DATASET RECORDS -
§ §

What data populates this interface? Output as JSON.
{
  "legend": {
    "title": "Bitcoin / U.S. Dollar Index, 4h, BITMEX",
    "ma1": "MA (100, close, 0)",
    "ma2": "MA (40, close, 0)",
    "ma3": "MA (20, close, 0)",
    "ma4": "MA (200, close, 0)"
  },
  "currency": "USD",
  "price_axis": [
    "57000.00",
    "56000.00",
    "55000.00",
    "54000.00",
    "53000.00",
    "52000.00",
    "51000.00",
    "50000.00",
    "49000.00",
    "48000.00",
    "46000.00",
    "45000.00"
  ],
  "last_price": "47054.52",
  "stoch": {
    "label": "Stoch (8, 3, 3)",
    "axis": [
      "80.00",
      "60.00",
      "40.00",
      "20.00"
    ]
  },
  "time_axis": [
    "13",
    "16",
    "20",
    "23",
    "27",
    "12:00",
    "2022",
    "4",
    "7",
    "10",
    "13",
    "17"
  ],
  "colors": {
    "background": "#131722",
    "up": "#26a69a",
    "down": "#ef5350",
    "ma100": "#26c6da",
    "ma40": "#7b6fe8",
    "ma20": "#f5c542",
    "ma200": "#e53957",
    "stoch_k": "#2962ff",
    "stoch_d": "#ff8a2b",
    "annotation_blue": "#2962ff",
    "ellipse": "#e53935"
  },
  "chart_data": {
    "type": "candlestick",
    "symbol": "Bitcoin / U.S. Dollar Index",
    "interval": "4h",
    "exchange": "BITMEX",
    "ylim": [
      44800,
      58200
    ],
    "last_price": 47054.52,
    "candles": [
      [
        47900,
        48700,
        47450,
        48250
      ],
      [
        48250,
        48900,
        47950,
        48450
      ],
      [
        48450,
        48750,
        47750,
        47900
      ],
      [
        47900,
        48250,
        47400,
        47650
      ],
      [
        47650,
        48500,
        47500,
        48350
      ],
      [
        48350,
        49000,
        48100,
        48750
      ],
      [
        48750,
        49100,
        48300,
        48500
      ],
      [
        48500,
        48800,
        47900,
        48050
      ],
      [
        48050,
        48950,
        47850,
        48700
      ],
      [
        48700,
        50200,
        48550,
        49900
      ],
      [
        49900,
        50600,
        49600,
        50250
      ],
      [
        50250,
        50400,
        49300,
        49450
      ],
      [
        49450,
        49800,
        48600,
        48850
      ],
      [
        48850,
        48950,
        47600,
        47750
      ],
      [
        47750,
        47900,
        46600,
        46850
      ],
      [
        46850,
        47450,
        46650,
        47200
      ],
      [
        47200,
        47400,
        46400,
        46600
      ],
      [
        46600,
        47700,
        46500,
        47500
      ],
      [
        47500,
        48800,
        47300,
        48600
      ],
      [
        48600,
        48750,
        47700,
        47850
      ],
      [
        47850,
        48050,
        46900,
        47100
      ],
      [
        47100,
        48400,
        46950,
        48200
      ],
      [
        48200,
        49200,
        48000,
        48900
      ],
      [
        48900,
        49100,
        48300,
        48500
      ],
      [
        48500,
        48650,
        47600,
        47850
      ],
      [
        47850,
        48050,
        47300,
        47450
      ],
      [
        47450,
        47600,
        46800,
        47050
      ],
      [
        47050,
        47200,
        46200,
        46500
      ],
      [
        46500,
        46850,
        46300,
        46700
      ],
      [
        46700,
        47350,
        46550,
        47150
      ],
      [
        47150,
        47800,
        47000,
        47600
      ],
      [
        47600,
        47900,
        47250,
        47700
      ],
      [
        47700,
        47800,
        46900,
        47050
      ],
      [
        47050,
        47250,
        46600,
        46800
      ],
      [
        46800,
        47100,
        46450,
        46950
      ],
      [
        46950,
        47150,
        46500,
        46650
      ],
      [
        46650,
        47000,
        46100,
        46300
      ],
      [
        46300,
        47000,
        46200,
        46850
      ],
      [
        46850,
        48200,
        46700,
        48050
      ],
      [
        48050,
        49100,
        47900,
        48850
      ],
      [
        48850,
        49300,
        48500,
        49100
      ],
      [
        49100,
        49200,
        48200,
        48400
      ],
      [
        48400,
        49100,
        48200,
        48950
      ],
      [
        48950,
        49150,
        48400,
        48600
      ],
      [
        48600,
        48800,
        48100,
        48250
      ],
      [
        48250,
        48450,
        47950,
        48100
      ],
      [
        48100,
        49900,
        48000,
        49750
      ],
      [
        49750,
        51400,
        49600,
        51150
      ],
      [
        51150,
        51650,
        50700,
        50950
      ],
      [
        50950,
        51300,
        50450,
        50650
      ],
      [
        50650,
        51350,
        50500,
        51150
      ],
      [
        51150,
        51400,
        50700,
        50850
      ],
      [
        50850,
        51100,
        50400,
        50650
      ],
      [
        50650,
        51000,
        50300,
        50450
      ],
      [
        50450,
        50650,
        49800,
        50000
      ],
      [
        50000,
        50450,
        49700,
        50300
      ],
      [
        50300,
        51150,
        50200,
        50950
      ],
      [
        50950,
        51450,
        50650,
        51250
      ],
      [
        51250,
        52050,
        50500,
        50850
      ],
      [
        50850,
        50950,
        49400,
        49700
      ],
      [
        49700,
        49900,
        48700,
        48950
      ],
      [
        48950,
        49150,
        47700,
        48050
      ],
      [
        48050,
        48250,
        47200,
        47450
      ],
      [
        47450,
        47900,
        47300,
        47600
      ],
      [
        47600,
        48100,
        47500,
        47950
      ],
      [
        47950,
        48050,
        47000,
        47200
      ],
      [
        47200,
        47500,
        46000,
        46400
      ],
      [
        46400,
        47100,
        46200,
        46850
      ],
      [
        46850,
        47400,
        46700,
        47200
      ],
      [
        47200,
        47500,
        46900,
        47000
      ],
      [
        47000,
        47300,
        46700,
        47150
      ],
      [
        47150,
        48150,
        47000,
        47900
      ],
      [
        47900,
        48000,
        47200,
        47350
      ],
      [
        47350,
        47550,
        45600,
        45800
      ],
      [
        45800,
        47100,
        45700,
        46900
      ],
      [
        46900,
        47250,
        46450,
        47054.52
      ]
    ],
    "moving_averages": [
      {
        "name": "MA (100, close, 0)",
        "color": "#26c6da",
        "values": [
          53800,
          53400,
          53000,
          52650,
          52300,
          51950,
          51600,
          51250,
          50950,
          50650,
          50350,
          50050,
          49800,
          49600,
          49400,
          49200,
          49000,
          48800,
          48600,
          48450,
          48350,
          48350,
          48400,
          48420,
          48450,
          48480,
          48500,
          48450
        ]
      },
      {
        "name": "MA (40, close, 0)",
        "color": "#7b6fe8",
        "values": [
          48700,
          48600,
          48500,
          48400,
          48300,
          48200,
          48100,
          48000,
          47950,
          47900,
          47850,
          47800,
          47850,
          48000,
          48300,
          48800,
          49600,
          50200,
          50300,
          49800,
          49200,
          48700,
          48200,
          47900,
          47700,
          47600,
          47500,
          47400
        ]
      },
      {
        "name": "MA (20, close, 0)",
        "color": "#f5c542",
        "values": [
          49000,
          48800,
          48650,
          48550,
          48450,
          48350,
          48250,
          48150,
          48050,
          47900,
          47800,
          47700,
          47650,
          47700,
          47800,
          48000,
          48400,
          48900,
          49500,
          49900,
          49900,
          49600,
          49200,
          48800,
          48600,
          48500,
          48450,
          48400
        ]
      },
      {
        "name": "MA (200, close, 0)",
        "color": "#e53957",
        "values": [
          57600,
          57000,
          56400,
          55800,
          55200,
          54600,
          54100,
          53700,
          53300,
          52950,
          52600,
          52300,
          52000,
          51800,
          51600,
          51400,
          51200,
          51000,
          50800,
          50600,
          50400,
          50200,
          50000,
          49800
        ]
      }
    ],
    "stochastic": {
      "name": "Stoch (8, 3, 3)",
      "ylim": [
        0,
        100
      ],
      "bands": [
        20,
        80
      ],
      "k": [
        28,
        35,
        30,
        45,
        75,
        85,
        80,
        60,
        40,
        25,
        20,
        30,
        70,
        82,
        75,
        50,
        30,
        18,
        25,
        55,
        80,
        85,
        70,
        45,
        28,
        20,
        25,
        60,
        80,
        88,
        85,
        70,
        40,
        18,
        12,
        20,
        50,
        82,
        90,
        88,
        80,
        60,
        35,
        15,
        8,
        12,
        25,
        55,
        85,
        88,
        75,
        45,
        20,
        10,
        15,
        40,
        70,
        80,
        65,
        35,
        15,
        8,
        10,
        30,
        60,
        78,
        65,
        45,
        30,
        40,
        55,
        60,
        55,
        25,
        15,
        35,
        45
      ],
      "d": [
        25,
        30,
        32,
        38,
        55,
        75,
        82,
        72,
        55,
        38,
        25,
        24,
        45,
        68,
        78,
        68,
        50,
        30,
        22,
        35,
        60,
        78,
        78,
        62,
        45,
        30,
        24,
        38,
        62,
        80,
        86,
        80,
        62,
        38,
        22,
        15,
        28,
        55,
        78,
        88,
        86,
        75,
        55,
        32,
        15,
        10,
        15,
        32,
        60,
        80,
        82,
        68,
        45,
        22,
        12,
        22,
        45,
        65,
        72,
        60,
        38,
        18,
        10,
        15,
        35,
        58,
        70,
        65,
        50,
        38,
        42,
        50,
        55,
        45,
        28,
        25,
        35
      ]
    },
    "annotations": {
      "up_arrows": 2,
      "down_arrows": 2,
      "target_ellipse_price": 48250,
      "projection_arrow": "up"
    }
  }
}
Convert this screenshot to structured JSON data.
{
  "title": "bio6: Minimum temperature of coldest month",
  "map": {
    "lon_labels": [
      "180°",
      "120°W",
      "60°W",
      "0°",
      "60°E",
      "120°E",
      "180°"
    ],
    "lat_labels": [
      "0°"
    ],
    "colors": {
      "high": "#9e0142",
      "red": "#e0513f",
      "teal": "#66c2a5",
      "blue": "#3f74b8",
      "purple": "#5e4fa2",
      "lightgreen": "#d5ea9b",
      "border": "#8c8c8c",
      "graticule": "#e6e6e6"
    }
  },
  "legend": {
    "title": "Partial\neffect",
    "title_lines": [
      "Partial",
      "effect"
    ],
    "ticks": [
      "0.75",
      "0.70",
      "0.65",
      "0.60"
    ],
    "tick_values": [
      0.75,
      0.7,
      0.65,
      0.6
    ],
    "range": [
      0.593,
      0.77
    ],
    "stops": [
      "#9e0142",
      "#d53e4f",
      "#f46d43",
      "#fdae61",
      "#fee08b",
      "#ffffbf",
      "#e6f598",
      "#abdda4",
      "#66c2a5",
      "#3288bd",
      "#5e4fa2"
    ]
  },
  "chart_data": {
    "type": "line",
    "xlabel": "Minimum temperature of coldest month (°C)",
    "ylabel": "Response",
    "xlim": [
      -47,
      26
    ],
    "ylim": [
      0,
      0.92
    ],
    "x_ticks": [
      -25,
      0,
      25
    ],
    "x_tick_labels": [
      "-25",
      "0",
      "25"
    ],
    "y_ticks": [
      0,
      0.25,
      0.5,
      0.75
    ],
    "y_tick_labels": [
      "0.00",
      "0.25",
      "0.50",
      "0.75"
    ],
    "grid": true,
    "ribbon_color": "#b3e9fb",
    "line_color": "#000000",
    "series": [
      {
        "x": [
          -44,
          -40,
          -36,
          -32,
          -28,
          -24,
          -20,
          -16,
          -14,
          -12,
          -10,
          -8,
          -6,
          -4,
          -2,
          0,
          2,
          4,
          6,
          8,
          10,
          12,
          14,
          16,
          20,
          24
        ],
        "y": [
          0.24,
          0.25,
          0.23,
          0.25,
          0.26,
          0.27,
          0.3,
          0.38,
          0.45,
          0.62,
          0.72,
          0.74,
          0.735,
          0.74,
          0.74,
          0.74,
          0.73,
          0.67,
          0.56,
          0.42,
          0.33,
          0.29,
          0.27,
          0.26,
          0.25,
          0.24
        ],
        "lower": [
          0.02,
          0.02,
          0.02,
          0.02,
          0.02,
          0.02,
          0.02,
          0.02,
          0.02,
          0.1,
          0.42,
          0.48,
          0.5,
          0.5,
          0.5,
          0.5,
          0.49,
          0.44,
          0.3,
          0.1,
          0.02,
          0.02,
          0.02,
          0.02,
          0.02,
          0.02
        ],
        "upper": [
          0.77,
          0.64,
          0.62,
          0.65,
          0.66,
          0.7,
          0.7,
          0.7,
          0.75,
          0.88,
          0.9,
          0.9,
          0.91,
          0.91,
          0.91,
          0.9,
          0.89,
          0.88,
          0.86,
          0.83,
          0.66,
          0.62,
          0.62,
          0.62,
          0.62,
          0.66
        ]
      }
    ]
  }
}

§ §

EXERCISE BRIEF - Identify each line in the entries with the word "coldest" and copy it.

ANSWER IN FULL -
  "title": "bio6: Minimum temperature of coldest month",
    "xlabel": "Minimum temperature of coldest month (°C)",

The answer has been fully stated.